## BEGIN

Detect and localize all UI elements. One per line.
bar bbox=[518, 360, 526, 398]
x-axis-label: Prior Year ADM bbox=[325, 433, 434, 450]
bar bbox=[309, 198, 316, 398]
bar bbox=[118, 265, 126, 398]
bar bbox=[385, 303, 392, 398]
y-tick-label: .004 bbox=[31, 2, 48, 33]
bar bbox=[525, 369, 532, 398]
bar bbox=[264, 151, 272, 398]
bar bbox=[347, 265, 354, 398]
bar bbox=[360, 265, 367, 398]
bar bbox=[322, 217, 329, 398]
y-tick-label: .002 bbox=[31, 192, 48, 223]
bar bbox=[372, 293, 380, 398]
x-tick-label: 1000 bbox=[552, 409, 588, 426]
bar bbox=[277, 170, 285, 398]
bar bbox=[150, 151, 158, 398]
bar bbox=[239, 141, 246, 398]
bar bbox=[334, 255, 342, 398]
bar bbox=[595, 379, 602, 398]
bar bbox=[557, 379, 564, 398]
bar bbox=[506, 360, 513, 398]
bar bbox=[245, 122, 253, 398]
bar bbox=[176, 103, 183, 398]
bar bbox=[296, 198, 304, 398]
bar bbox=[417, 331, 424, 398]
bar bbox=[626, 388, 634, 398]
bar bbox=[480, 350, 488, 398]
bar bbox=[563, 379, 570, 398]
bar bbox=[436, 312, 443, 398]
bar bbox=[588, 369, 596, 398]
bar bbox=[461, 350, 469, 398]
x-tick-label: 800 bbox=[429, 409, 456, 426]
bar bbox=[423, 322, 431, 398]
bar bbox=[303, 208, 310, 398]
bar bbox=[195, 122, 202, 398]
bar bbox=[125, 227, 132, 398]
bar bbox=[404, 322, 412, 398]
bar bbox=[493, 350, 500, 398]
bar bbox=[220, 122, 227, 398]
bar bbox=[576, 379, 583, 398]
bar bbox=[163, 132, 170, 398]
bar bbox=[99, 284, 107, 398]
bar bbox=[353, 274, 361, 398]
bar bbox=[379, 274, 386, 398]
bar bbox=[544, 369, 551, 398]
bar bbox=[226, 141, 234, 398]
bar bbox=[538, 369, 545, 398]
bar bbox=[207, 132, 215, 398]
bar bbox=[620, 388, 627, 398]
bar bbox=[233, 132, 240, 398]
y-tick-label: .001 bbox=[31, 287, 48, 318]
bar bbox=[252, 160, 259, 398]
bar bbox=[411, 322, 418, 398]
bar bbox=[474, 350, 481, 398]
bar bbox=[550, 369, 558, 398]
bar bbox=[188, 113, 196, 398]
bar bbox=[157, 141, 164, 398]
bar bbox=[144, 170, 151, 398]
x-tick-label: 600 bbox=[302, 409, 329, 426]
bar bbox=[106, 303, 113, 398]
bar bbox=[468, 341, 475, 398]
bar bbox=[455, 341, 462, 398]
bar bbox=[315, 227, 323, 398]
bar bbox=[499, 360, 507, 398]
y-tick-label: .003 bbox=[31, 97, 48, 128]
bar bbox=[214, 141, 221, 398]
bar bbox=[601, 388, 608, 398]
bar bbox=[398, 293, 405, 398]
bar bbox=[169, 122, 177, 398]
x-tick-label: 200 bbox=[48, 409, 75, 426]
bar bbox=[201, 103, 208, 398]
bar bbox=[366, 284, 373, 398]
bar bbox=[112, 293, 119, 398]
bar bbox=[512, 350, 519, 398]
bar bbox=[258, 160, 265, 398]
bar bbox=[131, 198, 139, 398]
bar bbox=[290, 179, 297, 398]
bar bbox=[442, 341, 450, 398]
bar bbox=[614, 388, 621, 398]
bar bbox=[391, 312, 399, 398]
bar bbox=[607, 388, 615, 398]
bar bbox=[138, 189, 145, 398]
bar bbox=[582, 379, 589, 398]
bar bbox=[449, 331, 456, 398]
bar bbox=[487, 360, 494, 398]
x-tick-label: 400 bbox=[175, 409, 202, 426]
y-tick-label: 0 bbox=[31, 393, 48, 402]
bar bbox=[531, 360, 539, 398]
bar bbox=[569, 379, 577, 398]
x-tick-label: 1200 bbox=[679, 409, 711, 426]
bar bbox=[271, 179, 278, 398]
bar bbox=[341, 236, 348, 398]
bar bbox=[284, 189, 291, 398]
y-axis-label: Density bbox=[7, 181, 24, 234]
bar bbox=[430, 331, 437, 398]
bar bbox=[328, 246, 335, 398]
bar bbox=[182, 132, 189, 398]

## END

- _Aim_
Write out the records above again, line for line, with no changes.

- _Result of the exercise_
Detect and localize all UI elements. One per line.
bar bbox=[518, 360, 526, 398]
x-axis-label: Prior Year ADM bbox=[325, 433, 434, 450]
bar bbox=[309, 198, 316, 398]
bar bbox=[118, 265, 126, 398]
bar bbox=[385, 303, 392, 398]
y-tick-label: .004 bbox=[31, 2, 48, 33]
bar bbox=[525, 369, 532, 398]
bar bbox=[264, 151, 272, 398]
bar bbox=[347, 265, 354, 398]
bar bbox=[360, 265, 367, 398]
bar bbox=[322, 217, 329, 398]
y-tick-label: .002 bbox=[31, 192, 48, 223]
bar bbox=[372, 293, 380, 398]
x-tick-label: 1000 bbox=[552, 409, 588, 426]
bar bbox=[277, 170, 285, 398]
bar bbox=[150, 151, 158, 398]
bar bbox=[239, 141, 246, 398]
bar bbox=[334, 255, 342, 398]
bar bbox=[595, 379, 602, 398]
bar bbox=[557, 379, 564, 398]
bar bbox=[506, 360, 513, 398]
bar bbox=[245, 122, 253, 398]
bar bbox=[176, 103, 183, 398]
bar bbox=[296, 198, 304, 398]
bar bbox=[417, 331, 424, 398]
bar bbox=[626, 388, 634, 398]
bar bbox=[480, 350, 488, 398]
bar bbox=[563, 379, 570, 398]
bar bbox=[436, 312, 443, 398]
bar bbox=[588, 369, 596, 398]
bar bbox=[461, 350, 469, 398]
x-tick-label: 800 bbox=[429, 409, 456, 426]
bar bbox=[423, 322, 431, 398]
bar bbox=[303, 208, 310, 398]
bar bbox=[195, 122, 202, 398]
bar bbox=[125, 227, 132, 398]
bar bbox=[404, 322, 412, 398]
bar bbox=[493, 350, 500, 398]
bar bbox=[220, 122, 227, 398]
bar bbox=[576, 379, 583, 398]
bar bbox=[163, 132, 170, 398]
bar bbox=[99, 284, 107, 398]
bar bbox=[353, 274, 361, 398]
bar bbox=[379, 274, 386, 398]
bar bbox=[544, 369, 551, 398]
bar bbox=[226, 141, 234, 398]
bar bbox=[538, 369, 545, 398]
bar bbox=[207, 132, 215, 398]
bar bbox=[620, 388, 627, 398]
bar bbox=[233, 132, 240, 398]
y-tick-label: .001 bbox=[31, 287, 48, 318]
bar bbox=[252, 160, 259, 398]
bar bbox=[411, 322, 418, 398]
bar bbox=[474, 350, 481, 398]
bar bbox=[550, 369, 558, 398]
bar bbox=[188, 113, 196, 398]
bar bbox=[157, 141, 164, 398]
bar bbox=[144, 170, 151, 398]
x-tick-label: 600 bbox=[302, 409, 329, 426]
bar bbox=[106, 303, 113, 398]
bar bbox=[468, 341, 475, 398]
bar bbox=[455, 341, 462, 398]
bar bbox=[315, 227, 323, 398]
bar bbox=[499, 360, 507, 398]
y-tick-label: .003 bbox=[31, 97, 48, 128]
bar bbox=[214, 141, 221, 398]
bar bbox=[601, 388, 608, 398]
bar bbox=[398, 293, 405, 398]
bar bbox=[169, 122, 177, 398]
x-tick-label: 200 bbox=[48, 409, 75, 426]
bar bbox=[201, 103, 208, 398]
bar bbox=[366, 284, 373, 398]
bar bbox=[112, 293, 119, 398]
bar bbox=[512, 350, 519, 398]
bar bbox=[258, 160, 265, 398]
bar bbox=[131, 198, 139, 398]
bar bbox=[290, 179, 297, 398]
bar bbox=[442, 341, 450, 398]
bar bbox=[614, 388, 621, 398]
bar bbox=[391, 312, 399, 398]
bar bbox=[607, 388, 615, 398]
bar bbox=[138, 189, 145, 398]
bar bbox=[582, 379, 589, 398]
bar bbox=[449, 331, 456, 398]
bar bbox=[487, 360, 494, 398]
x-tick-label: 400 bbox=[175, 409, 202, 426]
y-tick-label: 0 bbox=[31, 393, 48, 402]
bar bbox=[531, 360, 539, 398]
bar bbox=[569, 379, 577, 398]
x-tick-label: 1200 bbox=[679, 409, 711, 426]
bar bbox=[271, 179, 278, 398]
bar bbox=[341, 236, 348, 398]
bar bbox=[284, 189, 291, 398]
y-axis-label: Density bbox=[7, 181, 24, 234]
bar bbox=[430, 331, 437, 398]
bar bbox=[328, 246, 335, 398]
bar bbox=[182, 132, 189, 398]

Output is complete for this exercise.